-- BEGIN ENTRIES SUPPLIED --
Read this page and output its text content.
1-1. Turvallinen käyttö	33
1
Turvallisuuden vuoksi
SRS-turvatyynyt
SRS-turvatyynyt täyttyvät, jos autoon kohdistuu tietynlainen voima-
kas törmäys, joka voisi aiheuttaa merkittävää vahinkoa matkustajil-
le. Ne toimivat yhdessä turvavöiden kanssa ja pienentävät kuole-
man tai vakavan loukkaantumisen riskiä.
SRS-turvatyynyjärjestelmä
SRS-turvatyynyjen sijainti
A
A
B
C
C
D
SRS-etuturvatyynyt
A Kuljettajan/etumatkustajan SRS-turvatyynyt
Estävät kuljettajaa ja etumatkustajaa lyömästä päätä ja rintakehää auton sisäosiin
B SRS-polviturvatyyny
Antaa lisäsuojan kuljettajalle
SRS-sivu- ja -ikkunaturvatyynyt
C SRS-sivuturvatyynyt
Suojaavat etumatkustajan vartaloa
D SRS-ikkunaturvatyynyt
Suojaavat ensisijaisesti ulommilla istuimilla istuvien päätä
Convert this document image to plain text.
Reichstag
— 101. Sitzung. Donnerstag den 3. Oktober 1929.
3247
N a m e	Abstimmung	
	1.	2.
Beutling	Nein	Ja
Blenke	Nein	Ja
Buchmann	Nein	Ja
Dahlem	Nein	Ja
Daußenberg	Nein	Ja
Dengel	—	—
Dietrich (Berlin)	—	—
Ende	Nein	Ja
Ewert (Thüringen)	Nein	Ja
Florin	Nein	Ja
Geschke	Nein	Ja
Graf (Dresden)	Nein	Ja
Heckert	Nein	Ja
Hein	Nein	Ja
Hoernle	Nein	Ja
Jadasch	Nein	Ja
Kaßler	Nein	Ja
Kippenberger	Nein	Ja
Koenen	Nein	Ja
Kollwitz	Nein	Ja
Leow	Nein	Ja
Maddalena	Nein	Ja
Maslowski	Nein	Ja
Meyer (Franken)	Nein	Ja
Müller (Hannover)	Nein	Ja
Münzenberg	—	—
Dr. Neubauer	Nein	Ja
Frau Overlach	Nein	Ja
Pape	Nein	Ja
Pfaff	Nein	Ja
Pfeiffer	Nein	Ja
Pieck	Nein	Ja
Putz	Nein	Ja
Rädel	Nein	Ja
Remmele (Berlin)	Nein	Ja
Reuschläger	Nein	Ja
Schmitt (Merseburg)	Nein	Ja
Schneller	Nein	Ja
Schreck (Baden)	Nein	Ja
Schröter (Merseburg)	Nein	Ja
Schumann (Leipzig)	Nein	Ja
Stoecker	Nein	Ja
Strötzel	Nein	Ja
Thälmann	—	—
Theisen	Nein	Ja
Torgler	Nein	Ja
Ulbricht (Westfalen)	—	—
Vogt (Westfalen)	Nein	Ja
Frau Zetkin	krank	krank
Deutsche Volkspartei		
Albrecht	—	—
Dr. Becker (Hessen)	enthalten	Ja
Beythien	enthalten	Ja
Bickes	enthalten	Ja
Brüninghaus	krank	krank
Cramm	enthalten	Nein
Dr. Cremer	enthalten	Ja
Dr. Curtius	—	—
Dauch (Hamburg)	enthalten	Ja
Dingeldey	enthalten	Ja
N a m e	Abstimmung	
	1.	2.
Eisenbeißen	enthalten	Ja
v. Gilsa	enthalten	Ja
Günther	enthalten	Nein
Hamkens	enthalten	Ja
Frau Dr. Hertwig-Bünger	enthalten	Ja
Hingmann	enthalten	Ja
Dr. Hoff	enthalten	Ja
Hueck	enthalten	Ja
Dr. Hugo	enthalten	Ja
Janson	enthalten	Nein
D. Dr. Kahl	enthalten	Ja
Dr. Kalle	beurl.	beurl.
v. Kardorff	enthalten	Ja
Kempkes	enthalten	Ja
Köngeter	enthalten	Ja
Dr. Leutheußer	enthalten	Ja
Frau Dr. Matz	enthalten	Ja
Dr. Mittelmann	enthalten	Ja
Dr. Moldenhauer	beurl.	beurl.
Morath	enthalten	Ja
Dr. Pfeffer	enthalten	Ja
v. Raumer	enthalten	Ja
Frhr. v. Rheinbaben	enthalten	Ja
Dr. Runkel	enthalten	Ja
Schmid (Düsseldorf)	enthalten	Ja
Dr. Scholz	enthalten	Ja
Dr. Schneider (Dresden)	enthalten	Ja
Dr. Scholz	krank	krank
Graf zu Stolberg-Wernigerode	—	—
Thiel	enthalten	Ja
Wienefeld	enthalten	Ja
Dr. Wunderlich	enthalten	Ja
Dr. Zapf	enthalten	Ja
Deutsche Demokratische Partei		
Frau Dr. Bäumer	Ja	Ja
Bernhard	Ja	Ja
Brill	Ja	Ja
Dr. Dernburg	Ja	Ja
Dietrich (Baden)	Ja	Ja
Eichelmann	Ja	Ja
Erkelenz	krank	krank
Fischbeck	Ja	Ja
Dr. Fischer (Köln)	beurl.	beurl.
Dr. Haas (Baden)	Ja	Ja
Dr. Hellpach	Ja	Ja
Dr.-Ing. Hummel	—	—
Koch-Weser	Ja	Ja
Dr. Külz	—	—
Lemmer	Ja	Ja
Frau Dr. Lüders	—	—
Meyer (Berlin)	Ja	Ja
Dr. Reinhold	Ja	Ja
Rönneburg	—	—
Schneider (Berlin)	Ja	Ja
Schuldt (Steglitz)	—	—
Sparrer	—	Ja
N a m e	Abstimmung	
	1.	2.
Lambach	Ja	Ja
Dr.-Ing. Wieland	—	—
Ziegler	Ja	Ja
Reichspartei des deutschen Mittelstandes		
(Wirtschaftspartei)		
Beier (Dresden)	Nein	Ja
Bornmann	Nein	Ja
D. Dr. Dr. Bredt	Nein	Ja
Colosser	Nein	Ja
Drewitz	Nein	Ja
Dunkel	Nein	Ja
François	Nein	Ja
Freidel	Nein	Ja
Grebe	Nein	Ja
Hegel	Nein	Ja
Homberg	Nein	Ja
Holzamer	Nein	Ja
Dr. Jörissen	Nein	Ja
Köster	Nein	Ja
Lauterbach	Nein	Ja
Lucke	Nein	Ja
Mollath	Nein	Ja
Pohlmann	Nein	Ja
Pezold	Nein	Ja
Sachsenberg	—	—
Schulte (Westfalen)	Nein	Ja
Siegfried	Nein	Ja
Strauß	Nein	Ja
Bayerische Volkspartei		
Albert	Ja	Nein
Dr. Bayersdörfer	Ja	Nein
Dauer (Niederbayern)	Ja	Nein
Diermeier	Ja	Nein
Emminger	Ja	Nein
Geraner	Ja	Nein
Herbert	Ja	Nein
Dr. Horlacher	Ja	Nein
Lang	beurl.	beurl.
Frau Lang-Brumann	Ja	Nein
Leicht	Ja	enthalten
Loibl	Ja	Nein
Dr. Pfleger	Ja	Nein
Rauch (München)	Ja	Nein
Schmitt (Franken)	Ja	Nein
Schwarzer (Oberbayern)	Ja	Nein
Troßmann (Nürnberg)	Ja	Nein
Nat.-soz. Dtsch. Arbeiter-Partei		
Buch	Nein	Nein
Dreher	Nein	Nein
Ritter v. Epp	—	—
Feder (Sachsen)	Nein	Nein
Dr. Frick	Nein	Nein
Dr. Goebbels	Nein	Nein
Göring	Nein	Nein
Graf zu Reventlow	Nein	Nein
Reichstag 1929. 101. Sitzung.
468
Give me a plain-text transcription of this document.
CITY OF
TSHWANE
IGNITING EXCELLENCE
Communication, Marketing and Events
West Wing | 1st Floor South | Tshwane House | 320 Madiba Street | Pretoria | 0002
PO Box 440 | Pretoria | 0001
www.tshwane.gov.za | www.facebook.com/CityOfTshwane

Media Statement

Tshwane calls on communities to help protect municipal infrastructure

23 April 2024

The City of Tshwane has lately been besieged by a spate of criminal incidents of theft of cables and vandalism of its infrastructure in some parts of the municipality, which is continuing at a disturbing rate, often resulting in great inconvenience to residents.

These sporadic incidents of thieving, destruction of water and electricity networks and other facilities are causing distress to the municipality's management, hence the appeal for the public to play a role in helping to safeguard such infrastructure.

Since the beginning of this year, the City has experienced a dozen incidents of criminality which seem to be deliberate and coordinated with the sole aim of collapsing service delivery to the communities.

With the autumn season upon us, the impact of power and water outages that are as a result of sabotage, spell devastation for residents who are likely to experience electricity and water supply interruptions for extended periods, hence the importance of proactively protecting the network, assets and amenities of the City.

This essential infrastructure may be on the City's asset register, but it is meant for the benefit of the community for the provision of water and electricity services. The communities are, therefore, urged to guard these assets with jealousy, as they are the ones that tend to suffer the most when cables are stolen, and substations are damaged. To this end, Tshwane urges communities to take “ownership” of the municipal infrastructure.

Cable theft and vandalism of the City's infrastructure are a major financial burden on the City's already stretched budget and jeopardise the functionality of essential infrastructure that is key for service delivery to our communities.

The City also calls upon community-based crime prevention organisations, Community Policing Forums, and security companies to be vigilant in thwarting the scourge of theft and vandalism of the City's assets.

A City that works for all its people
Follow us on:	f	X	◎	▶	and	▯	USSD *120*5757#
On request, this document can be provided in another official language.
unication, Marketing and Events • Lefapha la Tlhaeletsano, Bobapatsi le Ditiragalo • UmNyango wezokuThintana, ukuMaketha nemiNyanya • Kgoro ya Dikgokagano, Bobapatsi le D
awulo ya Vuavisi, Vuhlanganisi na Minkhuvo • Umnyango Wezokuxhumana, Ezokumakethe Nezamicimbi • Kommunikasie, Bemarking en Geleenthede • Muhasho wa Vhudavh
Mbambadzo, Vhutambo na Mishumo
-- END ENTRIES SUPPLIED --
(WHAT THE TASK ASKS)
Please list every line of the records that contains "ikkunaturvatyynyt".

(EXPECTED ANSWER)
SRS-sivu- ja -ikkunaturvatyynyt
D SRS-ikkunaturvatyynyt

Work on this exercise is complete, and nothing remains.